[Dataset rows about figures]
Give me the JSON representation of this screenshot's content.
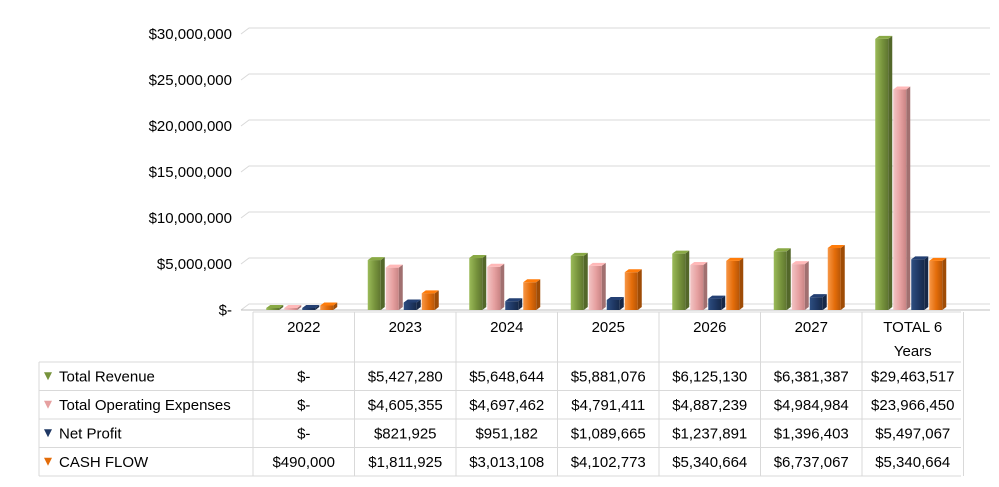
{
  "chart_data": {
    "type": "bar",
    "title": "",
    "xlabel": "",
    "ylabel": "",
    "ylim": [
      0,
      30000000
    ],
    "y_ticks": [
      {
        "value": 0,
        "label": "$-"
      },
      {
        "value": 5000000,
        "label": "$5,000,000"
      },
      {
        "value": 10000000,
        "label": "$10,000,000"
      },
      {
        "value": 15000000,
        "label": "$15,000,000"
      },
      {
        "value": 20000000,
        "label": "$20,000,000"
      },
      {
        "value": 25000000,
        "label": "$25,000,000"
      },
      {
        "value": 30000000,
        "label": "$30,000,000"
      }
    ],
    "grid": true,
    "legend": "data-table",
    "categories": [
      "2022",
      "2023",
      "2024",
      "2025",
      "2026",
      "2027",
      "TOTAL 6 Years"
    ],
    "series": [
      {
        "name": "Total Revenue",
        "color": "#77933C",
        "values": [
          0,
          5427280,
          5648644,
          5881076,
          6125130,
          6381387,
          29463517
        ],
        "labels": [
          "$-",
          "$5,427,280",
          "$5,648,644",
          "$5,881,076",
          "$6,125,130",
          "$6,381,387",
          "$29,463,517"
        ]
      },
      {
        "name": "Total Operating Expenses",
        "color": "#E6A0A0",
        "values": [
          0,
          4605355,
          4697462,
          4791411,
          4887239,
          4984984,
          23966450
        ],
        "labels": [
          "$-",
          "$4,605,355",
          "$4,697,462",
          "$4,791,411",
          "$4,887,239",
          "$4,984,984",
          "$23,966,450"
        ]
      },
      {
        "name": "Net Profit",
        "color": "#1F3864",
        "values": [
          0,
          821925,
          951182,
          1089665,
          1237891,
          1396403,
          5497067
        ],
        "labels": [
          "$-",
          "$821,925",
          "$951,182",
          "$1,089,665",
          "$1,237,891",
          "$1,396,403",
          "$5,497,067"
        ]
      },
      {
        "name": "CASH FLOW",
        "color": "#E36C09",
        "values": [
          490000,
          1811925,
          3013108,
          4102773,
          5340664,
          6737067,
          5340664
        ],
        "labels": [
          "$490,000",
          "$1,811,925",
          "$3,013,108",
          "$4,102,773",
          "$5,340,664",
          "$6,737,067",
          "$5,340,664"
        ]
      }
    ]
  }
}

▶ **What is needed**
Drop the pictures and reproduce the rest of the entries above exactly.

▶ **Answer**
Give me the JSON representation of this screenshot's content.
{
  "chart_data": {
    "type": "bar",
    "title": "",
    "xlabel": "",
    "ylabel": "",
    "ylim": [
      0,
      30000000
    ],
    "y_ticks": [
      {
        "value": 0,
        "label": "$-"
      },
      {
        "value": 5000000,
        "label": "$5,000,000"
      },
      {
        "value": 10000000,
        "label": "$10,000,000"
      },
      {
        "value": 15000000,
        "label": "$15,000,000"
      },
      {
        "value": 20000000,
        "label": "$20,000,000"
      },
      {
        "value": 25000000,
        "label": "$25,000,000"
      },
      {
        "value": 30000000,
        "label": "$30,000,000"
      }
    ],
    "grid": true,
    "legend": "data-table",
    "categories": [
      "2022",
      "2023",
      "2024",
      "2025",
      "2026",
      "2027",
      "TOTAL 6 Years"
    ],
    "series": [
      {
        "name": "Total Revenue",
        "color": "#77933C",
        "values": [
          0,
          5427280,
          5648644,
          5881076,
          6125130,
          6381387,
          29463517
        ],
        "labels": [
          "$-",
          "$5,427,280",
          "$5,648,644",
          "$5,881,076",
          "$6,125,130",
          "$6,381,387",
          "$29,463,517"
        ]
      },
      {
        "name": "Total Operating Expenses",
        "color": "#E6A0A0",
        "values": [
          0,
          4605355,
          4697462,
          4791411,
          4887239,
          4984984,
          23966450
        ],
        "labels": [
          "$-",
          "$4,605,355",
          "$4,697,462",
          "$4,791,411",
          "$4,887,239",
          "$4,984,984",
          "$23,966,450"
        ]
      },
      {
        "name": "Net Profit",
        "color": "#1F3864",
        "values": [
          0,
          821925,
          951182,
          1089665,
          1237891,
          1396403,
          5497067
        ],
        "labels": [
          "$-",
          "$821,925",
          "$951,182",
          "$1,089,665",
          "$1,237,891",
          "$1,396,403",
          "$5,497,067"
        ]
      },
      {
        "name": "CASH FLOW",
        "color": "#E36C09",
        "values": [
          490000,
          1811925,
          3013108,
          4102773,
          5340664,
          6737067,
          5340664
        ],
        "labels": [
          "$490,000",
          "$1,811,925",
          "$3,013,108",
          "$4,102,773",
          "$5,340,664",
          "$6,737,067",
          "$5,340,664"
        ]
      }
    ]
  }
}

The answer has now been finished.